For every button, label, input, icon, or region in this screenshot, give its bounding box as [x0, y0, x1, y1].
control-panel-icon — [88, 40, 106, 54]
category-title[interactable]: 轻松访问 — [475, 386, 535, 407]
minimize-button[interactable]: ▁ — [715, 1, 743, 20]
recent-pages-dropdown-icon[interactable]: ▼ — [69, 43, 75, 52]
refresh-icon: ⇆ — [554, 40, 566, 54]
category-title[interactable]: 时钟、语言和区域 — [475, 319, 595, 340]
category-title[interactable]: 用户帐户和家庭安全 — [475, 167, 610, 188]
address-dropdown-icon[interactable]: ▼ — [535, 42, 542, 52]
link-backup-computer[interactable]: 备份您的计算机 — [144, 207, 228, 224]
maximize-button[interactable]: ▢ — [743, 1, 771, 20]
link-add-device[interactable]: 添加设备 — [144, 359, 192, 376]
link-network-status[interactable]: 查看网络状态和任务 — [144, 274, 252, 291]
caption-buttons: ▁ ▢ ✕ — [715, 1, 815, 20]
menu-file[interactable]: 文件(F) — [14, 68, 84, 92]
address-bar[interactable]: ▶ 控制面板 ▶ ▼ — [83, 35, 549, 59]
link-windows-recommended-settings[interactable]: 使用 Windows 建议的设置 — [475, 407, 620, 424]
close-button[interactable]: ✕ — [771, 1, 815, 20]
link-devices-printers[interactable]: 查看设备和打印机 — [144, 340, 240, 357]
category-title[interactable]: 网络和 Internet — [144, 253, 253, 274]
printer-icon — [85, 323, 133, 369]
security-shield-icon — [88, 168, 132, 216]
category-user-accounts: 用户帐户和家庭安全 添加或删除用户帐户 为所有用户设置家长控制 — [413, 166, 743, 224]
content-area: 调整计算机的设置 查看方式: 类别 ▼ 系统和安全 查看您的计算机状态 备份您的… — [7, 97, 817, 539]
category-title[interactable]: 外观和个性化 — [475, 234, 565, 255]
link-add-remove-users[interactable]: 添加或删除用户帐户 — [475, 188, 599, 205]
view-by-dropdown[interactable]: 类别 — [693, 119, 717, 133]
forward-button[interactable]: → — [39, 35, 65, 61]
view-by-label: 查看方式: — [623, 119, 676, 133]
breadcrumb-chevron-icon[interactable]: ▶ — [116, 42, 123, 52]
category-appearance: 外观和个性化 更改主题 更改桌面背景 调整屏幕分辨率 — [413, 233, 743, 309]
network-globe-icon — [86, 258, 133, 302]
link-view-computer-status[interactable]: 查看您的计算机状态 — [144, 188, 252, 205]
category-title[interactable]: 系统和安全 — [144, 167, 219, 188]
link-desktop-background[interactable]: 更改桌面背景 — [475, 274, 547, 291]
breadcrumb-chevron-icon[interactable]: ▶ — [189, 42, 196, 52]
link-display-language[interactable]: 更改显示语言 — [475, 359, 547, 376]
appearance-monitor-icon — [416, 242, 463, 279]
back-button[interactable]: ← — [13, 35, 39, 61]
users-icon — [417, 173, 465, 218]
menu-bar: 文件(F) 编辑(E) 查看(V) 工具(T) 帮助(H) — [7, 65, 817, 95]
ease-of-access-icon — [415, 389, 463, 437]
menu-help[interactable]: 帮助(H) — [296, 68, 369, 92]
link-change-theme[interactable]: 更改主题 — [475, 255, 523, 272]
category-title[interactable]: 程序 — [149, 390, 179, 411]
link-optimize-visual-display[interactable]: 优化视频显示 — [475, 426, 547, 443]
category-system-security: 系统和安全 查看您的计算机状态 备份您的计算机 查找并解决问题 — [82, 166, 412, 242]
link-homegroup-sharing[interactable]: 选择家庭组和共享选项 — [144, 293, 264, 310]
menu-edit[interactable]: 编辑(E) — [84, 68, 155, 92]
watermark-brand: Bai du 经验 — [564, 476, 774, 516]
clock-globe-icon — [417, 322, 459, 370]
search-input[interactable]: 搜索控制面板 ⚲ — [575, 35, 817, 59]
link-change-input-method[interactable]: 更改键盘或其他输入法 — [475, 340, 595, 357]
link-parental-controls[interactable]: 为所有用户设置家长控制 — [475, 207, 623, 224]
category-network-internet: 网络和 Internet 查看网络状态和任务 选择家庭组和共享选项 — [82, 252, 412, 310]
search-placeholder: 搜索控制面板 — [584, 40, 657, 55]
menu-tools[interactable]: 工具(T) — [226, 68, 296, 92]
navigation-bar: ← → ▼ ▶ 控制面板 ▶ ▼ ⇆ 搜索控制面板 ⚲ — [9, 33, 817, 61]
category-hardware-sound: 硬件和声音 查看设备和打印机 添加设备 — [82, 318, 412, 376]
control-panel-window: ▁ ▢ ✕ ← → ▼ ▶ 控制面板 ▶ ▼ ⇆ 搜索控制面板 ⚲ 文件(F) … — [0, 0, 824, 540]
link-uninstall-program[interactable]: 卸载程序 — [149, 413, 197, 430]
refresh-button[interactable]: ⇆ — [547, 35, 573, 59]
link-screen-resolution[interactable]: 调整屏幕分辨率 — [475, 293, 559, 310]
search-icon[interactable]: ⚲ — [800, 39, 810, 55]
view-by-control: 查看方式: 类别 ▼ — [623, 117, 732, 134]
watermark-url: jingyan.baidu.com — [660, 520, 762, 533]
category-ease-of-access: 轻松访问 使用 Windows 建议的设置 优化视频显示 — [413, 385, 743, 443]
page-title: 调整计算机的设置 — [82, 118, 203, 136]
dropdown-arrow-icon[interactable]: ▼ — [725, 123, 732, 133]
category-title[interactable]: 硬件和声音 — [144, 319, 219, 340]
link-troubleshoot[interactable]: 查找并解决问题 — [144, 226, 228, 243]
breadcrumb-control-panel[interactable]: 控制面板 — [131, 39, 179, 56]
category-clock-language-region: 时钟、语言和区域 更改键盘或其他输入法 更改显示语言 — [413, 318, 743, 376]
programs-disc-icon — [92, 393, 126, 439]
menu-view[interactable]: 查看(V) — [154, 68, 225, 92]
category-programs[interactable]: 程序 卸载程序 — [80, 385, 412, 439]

==============================

▶ _Job_: Please retype every line of the listing above without changing anything.

▶ _Output_:
For every button, label, input, icon, or region in this screenshot, give its bounding box as [x0, y0, x1, y1].
control-panel-icon — [88, 40, 106, 54]
category-title[interactable]: 轻松访问 — [475, 386, 535, 407]
minimize-button[interactable]: ▁ — [715, 1, 743, 20]
recent-pages-dropdown-icon[interactable]: ▼ — [69, 43, 75, 52]
refresh-icon: ⇆ — [554, 40, 566, 54]
category-title[interactable]: 时钟、语言和区域 — [475, 319, 595, 340]
category-title[interactable]: 用户帐户和家庭安全 — [475, 167, 610, 188]
address-dropdown-icon[interactable]: ▼ — [535, 42, 542, 52]
link-backup-computer[interactable]: 备份您的计算机 — [144, 207, 228, 224]
maximize-button[interactable]: ▢ — [743, 1, 771, 20]
link-add-device[interactable]: 添加设备 — [144, 359, 192, 376]
link-network-status[interactable]: 查看网络状态和任务 — [144, 274, 252, 291]
caption-buttons: ▁ ▢ ✕ — [715, 1, 815, 20]
menu-file[interactable]: 文件(F) — [14, 68, 84, 92]
address-bar[interactable]: ▶ 控制面板 ▶ ▼ — [83, 35, 549, 59]
link-windows-recommended-settings[interactable]: 使用 Windows 建议的设置 — [475, 407, 620, 424]
close-button[interactable]: ✕ — [771, 1, 815, 20]
link-devices-printers[interactable]: 查看设备和打印机 — [144, 340, 240, 357]
category-title[interactable]: 网络和 Internet — [144, 253, 253, 274]
printer-icon — [85, 323, 133, 369]
security-shield-icon — [88, 168, 132, 216]
category-user-accounts: 用户帐户和家庭安全 添加或删除用户帐户 为所有用户设置家长控制 — [413, 166, 743, 224]
content-area: 调整计算机的设置 查看方式: 类别 ▼ 系统和安全 查看您的计算机状态 备份您的… — [7, 97, 817, 539]
category-title[interactable]: 外观和个性化 — [475, 234, 565, 255]
link-add-remove-users[interactable]: 添加或删除用户帐户 — [475, 188, 599, 205]
view-by-dropdown[interactable]: 类别 — [693, 119, 717, 133]
forward-button[interactable]: → — [39, 35, 65, 61]
view-by-label: 查看方式: — [623, 119, 676, 133]
breadcrumb-chevron-icon[interactable]: ▶ — [116, 42, 123, 52]
category-appearance: 外观和个性化 更改主题 更改桌面背景 调整屏幕分辨率 — [413, 233, 743, 309]
network-globe-icon — [86, 258, 133, 302]
link-view-computer-status[interactable]: 查看您的计算机状态 — [144, 188, 252, 205]
category-title[interactable]: 系统和安全 — [144, 167, 219, 188]
link-desktop-background[interactable]: 更改桌面背景 — [475, 274, 547, 291]
breadcrumb-chevron-icon[interactable]: ▶ — [189, 42, 196, 52]
link-display-language[interactable]: 更改显示语言 — [475, 359, 547, 376]
appearance-monitor-icon — [416, 242, 463, 279]
back-button[interactable]: ← — [13, 35, 39, 61]
users-icon — [417, 173, 465, 218]
menu-bar: 文件(F) 编辑(E) 查看(V) 工具(T) 帮助(H) — [7, 65, 817, 95]
ease-of-access-icon — [415, 389, 463, 437]
menu-help[interactable]: 帮助(H) — [296, 68, 369, 92]
link-change-theme[interactable]: 更改主题 — [475, 255, 523, 272]
category-title[interactable]: 程序 — [149, 390, 179, 411]
link-optimize-visual-display[interactable]: 优化视频显示 — [475, 426, 547, 443]
category-system-security: 系统和安全 查看您的计算机状态 备份您的计算机 查找并解决问题 — [82, 166, 412, 242]
link-homegroup-sharing[interactable]: 选择家庭组和共享选项 — [144, 293, 264, 310]
menu-edit[interactable]: 编辑(E) — [84, 68, 155, 92]
watermark-brand: Bai du 经验 — [564, 476, 774, 516]
clock-globe-icon — [417, 322, 459, 370]
search-input[interactable]: 搜索控制面板 ⚲ — [575, 35, 817, 59]
link-change-input-method[interactable]: 更改键盘或其他输入法 — [475, 340, 595, 357]
link-parental-controls[interactable]: 为所有用户设置家长控制 — [475, 207, 623, 224]
category-network-internet: 网络和 Internet 查看网络状态和任务 选择家庭组和共享选项 — [82, 252, 412, 310]
search-placeholder: 搜索控制面板 — [584, 40, 657, 55]
menu-tools[interactable]: 工具(T) — [226, 68, 296, 92]
navigation-bar: ← → ▼ ▶ 控制面板 ▶ ▼ ⇆ 搜索控制面板 ⚲ — [9, 33, 817, 61]
category-hardware-sound: 硬件和声音 查看设备和打印机 添加设备 — [82, 318, 412, 376]
control-panel-window: ▁ ▢ ✕ ← → ▼ ▶ 控制面板 ▶ ▼ ⇆ 搜索控制面板 ⚲ 文件(F) … — [0, 0, 824, 540]
link-uninstall-program[interactable]: 卸载程序 — [149, 413, 197, 430]
refresh-button[interactable]: ⇆ — [547, 35, 573, 59]
link-screen-resolution[interactable]: 调整屏幕分辨率 — [475, 293, 559, 310]
search-icon[interactable]: ⚲ — [800, 39, 810, 55]
view-by-control: 查看方式: 类别 ▼ — [623, 117, 732, 134]
watermark-url: jingyan.baidu.com — [660, 520, 762, 533]
category-ease-of-access: 轻松访问 使用 Windows 建议的设置 优化视频显示 — [413, 385, 743, 443]
page-title: 调整计算机的设置 — [82, 118, 203, 136]
dropdown-arrow-icon[interactable]: ▼ — [725, 123, 732, 133]
category-title[interactable]: 硬件和声音 — [144, 319, 219, 340]
link-troubleshoot[interactable]: 查找并解决问题 — [144, 226, 228, 243]
breadcrumb-control-panel[interactable]: 控制面板 — [131, 39, 179, 56]
category-clock-language-region: 时钟、语言和区域 更改键盘或其他输入法 更改显示语言 — [413, 318, 743, 376]
programs-disc-icon — [92, 393, 126, 439]
menu-view[interactable]: 查看(V) — [154, 68, 225, 92]
category-programs[interactable]: 程序 卸载程序 — [80, 385, 412, 439]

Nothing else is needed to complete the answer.